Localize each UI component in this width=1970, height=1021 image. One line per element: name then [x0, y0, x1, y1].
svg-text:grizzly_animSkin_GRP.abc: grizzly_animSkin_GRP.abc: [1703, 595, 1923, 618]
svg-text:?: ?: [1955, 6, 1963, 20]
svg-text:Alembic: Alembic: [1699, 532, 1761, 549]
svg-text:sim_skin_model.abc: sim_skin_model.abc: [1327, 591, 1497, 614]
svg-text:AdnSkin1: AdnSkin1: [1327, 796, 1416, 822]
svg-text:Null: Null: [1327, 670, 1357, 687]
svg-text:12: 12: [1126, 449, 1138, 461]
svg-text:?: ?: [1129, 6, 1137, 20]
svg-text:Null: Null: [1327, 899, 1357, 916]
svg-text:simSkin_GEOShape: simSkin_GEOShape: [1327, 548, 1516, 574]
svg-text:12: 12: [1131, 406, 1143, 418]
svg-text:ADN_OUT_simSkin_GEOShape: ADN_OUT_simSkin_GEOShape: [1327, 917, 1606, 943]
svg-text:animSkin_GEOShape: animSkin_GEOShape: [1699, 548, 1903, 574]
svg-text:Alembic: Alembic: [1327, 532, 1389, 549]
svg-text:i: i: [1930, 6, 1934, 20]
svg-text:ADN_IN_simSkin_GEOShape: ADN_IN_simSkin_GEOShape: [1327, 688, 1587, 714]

__TASK TO CARRY OUT__: Copy out every line of the listing above verbatim.

__RESULT OF THE EXERCISE__:
Localize each UI component in this width=1970, height=1021 image. One line per element: name then [x0, y0, x1, y1].
svg-text:grizzly_animSkin_GRP.abc: grizzly_animSkin_GRP.abc: [1703, 595, 1923, 618]
svg-text:?: ?: [1955, 6, 1963, 20]
svg-text:Alembic: Alembic: [1699, 532, 1761, 549]
svg-text:sim_skin_model.abc: sim_skin_model.abc: [1327, 591, 1497, 614]
svg-text:AdnSkin1: AdnSkin1: [1327, 796, 1416, 822]
svg-text:Null: Null: [1327, 670, 1357, 687]
svg-text:12: 12: [1126, 449, 1138, 461]
svg-text:?: ?: [1129, 6, 1137, 20]
svg-text:Null: Null: [1327, 899, 1357, 916]
svg-text:simSkin_GEOShape: simSkin_GEOShape: [1327, 548, 1516, 574]
svg-text:12: 12: [1131, 406, 1143, 418]
svg-text:ADN_OUT_simSkin_GEOShape: ADN_OUT_simSkin_GEOShape: [1327, 917, 1606, 943]
svg-text:animSkin_GEOShape: animSkin_GEOShape: [1699, 548, 1903, 574]
svg-text:Alembic: Alembic: [1327, 532, 1389, 549]
svg-text:i: i: [1930, 6, 1934, 20]
svg-text:ADN_IN_simSkin_GEOShape: ADN_IN_simSkin_GEOShape: [1327, 688, 1587, 714]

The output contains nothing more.